** Enunciado da tarefa **
Copie integralmente o trecho sobre a publicidade de cerveja e os suplementos de colágeno, sem alterar nenhuma palavra ou sinal.

** Trecho do texto **
Destacaram ainda que, "a cerveja [seja qual for] constitui uma forma de entrada ao consumo de álcool dos mais jovens, e inclusive crianças. Por isso, a adaptação precoce da criança ou do adolescente que pratica esporte ao sabor da cerveja, usando como estímulo e referência ídolos esportivos, é, sob qualquer ponto de vista, repreensível para a OMC e a SEMED e constitui um novo exemplo de publicidade com clara intenção subliminar contrária à promoção da saúde".
• Colágeno: deixando no tinteiro dezenas de suplementos (equinácea, glutamina, selênio, espirulina, ginseng, picolinato de cromo, hidroximetilbutirato, várias vitaminas e outros compostos de nome ainda mais exótico e impronunciável), não resisto comentar a jogada de um dos compostos com maior apelo comercial nos últimos anos. Estou me referindo aos suplementos de colágeno, em suas várias formas ou combinado com outras substâncias (a mais clássica, o magnésio). O colágeno é uma proteína e, como tal, uma vez ingerida com os alimentos, ou suplementos, é dividida em suas partes constituintes — os aminoácidos — para que estes, e não a proteína, sejam absorvidos um por um na maioria dos casos.

** Dados fornecidos **
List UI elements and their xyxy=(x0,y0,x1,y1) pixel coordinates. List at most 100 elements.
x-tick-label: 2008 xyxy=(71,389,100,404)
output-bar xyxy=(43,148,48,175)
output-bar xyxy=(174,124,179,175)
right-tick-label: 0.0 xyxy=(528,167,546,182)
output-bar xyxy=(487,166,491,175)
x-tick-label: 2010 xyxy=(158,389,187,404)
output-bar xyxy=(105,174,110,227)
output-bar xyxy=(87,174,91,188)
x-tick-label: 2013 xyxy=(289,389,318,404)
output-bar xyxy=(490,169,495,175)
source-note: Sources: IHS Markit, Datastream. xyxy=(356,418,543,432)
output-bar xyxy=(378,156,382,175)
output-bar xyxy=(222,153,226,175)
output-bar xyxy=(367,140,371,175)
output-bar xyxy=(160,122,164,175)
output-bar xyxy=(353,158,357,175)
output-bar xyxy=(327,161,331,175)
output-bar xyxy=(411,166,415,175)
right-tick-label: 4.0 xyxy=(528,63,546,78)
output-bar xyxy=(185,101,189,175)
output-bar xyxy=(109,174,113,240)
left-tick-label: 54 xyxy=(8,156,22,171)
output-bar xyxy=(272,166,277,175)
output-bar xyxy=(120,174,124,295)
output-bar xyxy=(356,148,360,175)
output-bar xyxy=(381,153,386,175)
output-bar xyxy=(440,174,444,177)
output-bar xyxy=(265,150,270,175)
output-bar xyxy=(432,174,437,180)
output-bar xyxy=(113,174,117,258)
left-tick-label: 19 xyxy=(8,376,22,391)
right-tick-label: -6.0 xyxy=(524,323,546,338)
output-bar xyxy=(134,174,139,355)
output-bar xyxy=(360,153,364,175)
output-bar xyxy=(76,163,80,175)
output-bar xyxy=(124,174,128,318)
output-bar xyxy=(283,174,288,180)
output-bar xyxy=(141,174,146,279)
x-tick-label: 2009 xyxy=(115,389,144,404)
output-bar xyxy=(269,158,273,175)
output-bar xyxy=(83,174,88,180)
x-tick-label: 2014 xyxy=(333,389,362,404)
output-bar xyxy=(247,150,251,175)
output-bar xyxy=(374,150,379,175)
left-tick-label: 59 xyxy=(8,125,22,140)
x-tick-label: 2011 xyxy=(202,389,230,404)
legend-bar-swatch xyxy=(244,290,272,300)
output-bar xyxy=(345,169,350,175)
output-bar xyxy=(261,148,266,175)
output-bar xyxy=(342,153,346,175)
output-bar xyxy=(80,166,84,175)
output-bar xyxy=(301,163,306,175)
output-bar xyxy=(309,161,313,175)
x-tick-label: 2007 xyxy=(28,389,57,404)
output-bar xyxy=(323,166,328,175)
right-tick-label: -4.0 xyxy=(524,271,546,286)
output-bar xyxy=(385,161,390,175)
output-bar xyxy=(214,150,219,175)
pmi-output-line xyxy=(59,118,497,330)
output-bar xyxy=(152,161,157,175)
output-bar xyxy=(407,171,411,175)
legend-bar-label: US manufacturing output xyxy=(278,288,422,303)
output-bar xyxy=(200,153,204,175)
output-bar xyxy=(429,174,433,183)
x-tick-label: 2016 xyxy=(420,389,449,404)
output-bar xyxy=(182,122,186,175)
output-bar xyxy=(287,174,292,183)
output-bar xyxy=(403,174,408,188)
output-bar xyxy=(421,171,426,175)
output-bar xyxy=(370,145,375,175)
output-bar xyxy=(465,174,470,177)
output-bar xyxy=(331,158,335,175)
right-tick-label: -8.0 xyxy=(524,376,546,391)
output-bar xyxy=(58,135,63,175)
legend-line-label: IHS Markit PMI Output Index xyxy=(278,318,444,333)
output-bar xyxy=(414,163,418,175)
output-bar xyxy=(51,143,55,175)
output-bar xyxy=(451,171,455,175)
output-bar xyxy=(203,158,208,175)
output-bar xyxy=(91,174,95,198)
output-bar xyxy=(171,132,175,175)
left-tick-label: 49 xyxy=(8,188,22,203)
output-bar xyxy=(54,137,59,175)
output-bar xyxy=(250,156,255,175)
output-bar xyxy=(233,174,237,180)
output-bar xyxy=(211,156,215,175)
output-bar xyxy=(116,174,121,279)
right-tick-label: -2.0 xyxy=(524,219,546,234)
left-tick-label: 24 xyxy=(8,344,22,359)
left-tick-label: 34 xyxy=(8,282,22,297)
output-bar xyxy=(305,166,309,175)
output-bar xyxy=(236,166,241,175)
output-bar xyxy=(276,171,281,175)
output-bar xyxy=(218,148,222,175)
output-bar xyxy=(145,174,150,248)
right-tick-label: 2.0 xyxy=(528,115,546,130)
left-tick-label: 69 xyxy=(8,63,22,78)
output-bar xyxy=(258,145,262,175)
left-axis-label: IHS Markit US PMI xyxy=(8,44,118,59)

** Sua solução **
Destacaram ainda que, "a cerveja [seja qual for] constitui uma forma de entrada ao consumo de álcool dos mais jovens, e inclusive crianças. Por isso, a adaptação precoce da criança ou do adolescente que pratica esporte ao sabor da cerveja, usando como estímulo e referência ídolos esportivos, é, sob qualquer ponto de vista, repreensível para a OMC e a SEMED e constitui um novo exemplo de publicidade com clara intenção subliminar contrária à promoção da saúde".
• Colágeno: deixando no tinteiro dezenas de suplementos (equinácea, glutamina, selênio, espirulina, ginseng, picolinato de cromo, hidroximetilbutirato, várias vitaminas e outros compostos de nome ainda mais exótico e impronunciável), não resisto comentar a jogada de um dos compostos com maior apelo comercial nos últimos anos. Estou me referindo aos suplementos de colágeno, em suas várias formas ou combinado com outras substâncias (a mais clássica, o magnésio). O colágeno é uma proteína e, como tal, uma vez ingerida com os alimentos, ou suplementos, é dividida em suas partes constituintes — os aminoácidos — para que estes, e não a proteína, sejam absorvidos um por um na maioria dos casos.